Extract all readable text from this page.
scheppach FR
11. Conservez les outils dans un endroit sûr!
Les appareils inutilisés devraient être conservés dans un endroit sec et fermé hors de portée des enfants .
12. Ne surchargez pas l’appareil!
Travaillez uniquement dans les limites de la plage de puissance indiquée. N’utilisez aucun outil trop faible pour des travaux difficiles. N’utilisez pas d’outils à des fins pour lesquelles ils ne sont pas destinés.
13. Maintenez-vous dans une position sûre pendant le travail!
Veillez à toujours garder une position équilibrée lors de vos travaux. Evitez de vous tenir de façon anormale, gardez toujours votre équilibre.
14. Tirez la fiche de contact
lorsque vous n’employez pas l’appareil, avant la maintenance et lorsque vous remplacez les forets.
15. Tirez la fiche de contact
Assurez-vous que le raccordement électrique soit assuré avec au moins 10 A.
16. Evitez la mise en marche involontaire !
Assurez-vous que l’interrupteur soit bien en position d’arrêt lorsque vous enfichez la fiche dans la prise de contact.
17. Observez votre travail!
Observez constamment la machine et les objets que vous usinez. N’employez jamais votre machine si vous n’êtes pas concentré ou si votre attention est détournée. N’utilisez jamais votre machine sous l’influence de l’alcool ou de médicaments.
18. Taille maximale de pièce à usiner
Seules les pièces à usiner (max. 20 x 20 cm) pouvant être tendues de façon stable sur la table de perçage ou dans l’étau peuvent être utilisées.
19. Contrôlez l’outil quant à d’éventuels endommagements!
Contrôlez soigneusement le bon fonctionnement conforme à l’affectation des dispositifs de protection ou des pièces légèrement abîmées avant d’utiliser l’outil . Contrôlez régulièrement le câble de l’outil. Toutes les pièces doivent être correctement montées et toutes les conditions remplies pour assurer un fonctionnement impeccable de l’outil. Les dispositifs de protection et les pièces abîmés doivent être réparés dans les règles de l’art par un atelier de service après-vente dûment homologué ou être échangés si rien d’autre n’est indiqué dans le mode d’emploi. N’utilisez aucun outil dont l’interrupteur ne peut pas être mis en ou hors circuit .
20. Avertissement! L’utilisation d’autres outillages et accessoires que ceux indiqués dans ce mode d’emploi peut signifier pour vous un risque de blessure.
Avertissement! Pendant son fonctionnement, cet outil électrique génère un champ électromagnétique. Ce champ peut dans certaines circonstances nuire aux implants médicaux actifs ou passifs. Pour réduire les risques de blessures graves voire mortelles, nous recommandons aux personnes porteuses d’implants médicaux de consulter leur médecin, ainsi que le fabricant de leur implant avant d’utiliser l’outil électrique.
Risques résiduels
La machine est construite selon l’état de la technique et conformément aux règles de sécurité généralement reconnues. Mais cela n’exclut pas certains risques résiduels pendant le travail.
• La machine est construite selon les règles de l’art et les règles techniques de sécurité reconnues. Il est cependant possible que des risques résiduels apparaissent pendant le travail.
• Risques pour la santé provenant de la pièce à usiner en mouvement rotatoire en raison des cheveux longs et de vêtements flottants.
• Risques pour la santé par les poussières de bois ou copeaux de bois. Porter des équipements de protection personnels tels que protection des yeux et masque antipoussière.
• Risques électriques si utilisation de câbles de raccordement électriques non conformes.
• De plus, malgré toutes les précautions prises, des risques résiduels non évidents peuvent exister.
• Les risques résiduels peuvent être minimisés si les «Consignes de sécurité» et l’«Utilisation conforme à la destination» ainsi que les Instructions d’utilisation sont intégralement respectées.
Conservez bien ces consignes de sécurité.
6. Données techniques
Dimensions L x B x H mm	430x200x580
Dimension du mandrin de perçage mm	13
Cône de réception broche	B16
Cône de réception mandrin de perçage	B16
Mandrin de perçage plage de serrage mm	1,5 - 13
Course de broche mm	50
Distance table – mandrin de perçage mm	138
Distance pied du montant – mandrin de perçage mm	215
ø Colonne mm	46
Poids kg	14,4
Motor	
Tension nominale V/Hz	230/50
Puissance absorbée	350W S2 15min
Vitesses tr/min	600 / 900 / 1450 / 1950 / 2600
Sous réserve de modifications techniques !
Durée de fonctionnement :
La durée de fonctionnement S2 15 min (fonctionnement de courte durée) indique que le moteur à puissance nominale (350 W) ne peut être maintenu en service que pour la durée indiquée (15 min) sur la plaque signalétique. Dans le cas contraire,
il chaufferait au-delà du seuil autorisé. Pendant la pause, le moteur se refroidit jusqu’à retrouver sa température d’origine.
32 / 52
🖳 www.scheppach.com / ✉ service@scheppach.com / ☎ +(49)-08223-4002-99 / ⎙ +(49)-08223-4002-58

### Task directions
Show each line holding the word "moteur".

### Result of this task
La durée de fonctionnement S2 15 min (fonctionnement de courte durée) indique que le moteur à puissance nominale (350 W) ne peut être maintenu en service que pour la durée indiquée (15 min) sur la plaque signalétique. Dans le cas contraire,
il chaufferait au-delà du seuil autorisé. Pendant la pause, le moteur se refroidit jusqu’à retrouver sa température d’origine.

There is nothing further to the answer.